Task to carry out: Set the listing down unchanged, minus every embedded image.

Given data:
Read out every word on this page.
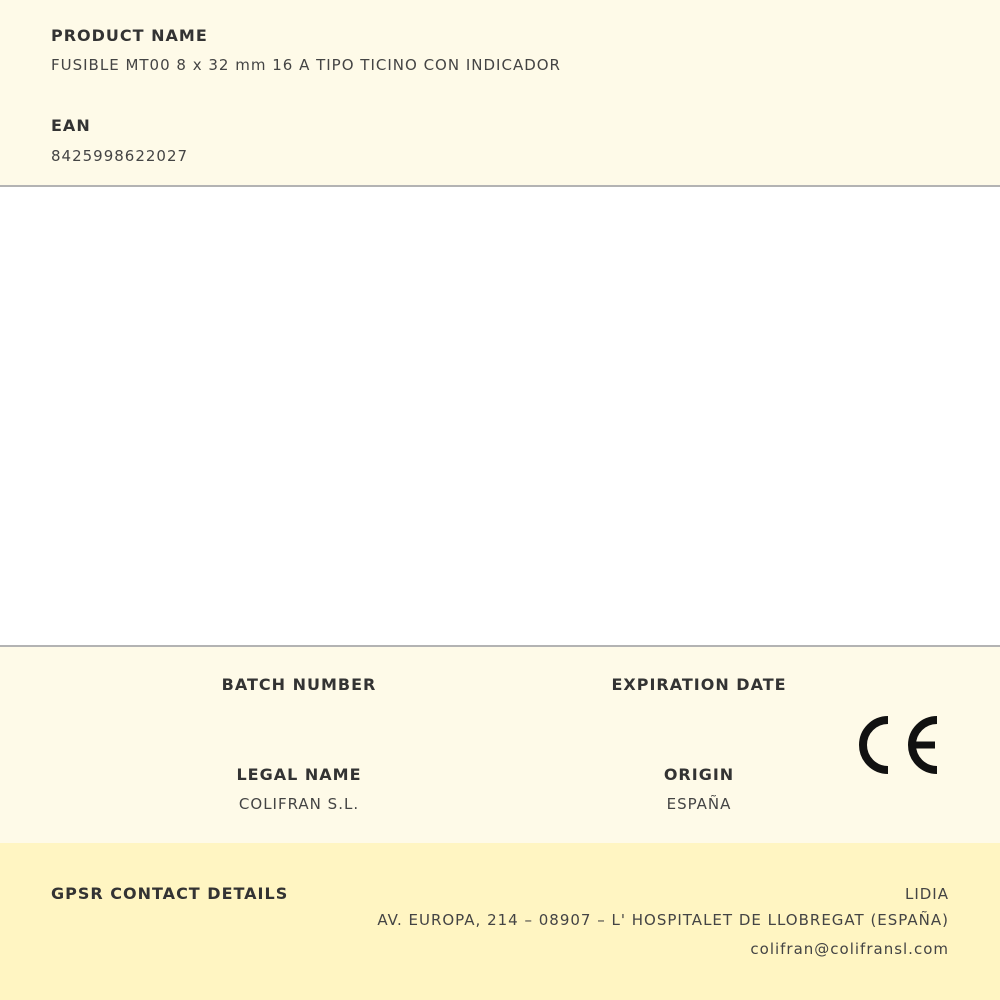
PRODUCT NAME
FUSIBLE MT00 8 x 32 mm 16 A TIPO TICINO CON INDICADOR
EAN
8425998622027
BATCH NUMBER	EXPIRATION DATE
LEGAL NAME
COLIFRAN S.L.
ORIGIN
ESPAÑA
GPSR CONTACT DETAILS	LIDIA
AV. EUROPA, 214 – 08907 – L' HOSPITALET DE LLOBREGAT (ESPAÑA)
colifran@colifransl.com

Reply:
Read out every word on this page.
PRODUCT NAME
FUSIBLE MT00 8 x 32 mm 16 A TIPO TICINO CON INDICADOR
EAN
8425998622027
BATCH NUMBER	EXPIRATION DATE
LEGAL NAME
COLIFRAN S.L.
ORIGIN
ESPAÑA
GPSR CONTACT DETAILS	LIDIA
AV. EUROPA, 214 – 08907 – L' HOSPITALET DE LLOBREGAT (ESPAÑA)
colifran@colifransl.com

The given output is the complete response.